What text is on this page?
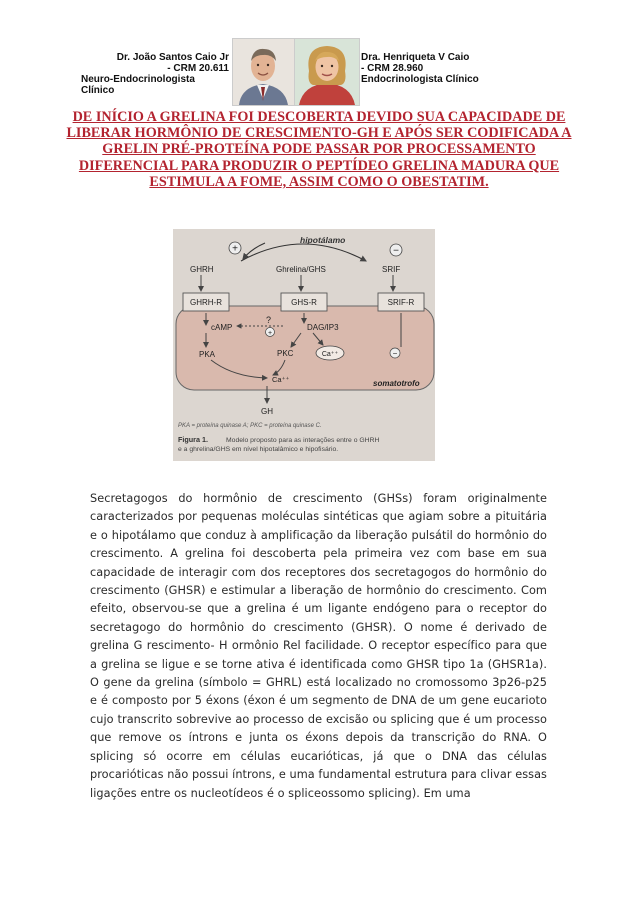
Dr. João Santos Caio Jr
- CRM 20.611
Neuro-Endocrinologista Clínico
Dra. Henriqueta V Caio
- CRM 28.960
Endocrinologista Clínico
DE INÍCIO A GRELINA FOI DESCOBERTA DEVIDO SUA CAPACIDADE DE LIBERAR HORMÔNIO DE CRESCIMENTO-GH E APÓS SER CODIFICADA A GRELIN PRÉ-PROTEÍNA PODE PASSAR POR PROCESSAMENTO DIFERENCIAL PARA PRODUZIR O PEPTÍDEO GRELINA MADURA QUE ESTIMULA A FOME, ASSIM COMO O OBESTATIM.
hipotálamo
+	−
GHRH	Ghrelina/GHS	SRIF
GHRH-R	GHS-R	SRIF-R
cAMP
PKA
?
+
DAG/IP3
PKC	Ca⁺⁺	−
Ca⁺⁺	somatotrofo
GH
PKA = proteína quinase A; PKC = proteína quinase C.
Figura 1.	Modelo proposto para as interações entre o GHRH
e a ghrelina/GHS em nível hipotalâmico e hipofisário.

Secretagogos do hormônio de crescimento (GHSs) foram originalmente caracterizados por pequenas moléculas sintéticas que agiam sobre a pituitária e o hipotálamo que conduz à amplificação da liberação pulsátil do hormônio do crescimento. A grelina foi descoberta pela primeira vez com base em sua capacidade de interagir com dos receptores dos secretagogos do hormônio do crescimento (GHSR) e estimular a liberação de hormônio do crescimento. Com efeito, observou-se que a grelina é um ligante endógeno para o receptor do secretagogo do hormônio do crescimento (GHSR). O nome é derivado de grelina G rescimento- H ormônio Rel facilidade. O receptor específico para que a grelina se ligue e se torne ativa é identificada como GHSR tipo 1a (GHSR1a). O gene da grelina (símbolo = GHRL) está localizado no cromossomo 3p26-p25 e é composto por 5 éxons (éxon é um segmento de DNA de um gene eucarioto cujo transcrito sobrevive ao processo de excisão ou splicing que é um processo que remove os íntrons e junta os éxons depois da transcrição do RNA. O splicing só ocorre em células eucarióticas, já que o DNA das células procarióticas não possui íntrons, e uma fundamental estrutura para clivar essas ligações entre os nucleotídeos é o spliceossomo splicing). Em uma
==
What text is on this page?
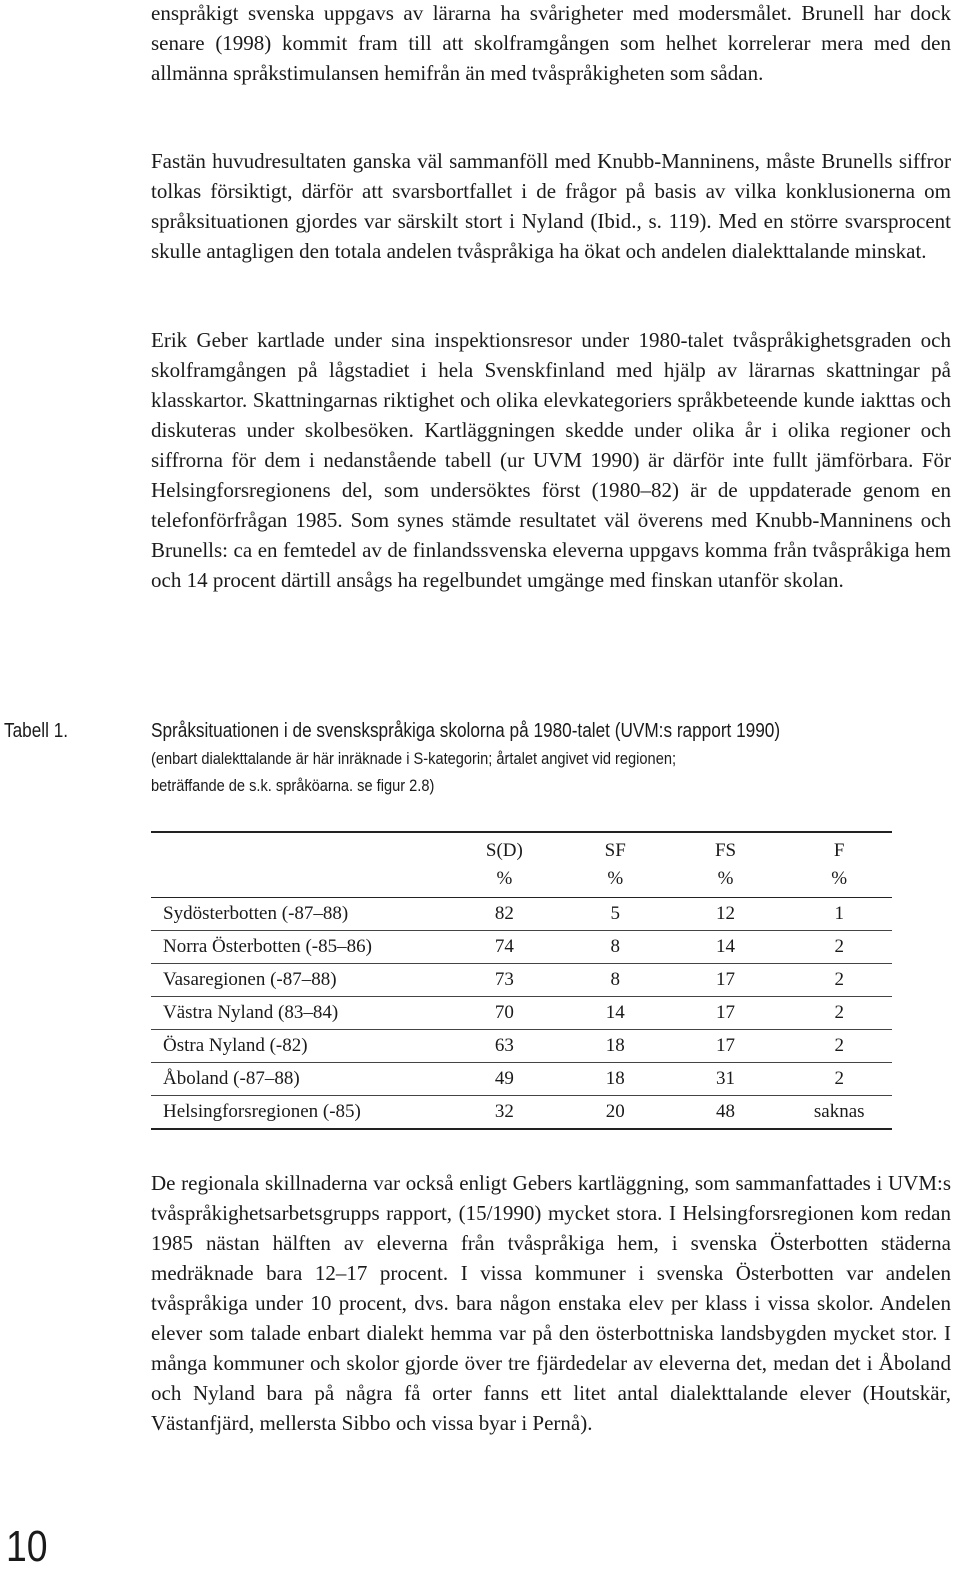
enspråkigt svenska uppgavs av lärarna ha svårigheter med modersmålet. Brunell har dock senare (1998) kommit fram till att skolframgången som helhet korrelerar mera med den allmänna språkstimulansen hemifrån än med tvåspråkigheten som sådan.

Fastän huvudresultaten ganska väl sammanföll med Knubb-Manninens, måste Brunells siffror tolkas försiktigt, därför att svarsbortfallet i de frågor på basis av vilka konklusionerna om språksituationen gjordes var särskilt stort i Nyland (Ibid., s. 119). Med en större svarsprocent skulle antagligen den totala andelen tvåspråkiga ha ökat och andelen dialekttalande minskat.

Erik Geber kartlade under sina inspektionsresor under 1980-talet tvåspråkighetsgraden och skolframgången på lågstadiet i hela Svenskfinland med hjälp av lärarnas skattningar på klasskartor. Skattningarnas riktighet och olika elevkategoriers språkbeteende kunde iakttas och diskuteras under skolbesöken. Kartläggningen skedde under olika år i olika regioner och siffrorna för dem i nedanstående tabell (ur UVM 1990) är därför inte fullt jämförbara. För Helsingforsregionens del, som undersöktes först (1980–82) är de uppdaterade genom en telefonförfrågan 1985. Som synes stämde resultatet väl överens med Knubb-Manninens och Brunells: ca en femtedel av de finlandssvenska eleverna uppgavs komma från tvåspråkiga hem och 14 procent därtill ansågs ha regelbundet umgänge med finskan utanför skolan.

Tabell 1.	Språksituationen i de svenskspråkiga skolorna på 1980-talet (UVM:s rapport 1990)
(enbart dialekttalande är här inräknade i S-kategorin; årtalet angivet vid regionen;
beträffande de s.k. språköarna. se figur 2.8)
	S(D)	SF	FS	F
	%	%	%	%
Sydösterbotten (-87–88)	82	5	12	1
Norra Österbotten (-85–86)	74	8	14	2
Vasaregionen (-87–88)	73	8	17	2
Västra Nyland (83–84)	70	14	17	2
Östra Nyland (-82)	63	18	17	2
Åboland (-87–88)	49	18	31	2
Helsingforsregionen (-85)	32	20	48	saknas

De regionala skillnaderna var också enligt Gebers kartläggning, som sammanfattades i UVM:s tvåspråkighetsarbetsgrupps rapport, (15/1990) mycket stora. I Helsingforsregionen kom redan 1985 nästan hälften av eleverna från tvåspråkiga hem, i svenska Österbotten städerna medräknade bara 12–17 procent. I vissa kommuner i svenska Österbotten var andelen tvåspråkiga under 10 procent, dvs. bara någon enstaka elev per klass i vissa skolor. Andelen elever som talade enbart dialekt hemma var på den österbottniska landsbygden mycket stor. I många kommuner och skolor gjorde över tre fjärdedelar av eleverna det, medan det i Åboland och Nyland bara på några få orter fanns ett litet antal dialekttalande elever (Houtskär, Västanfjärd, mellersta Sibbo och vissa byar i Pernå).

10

Exercise directions
Where a line of the entries contains the word "Endocrinologista", copy that line.

Response to this exercise
Neuro-Endocrinologista Clínico
Endocrinologista Clínico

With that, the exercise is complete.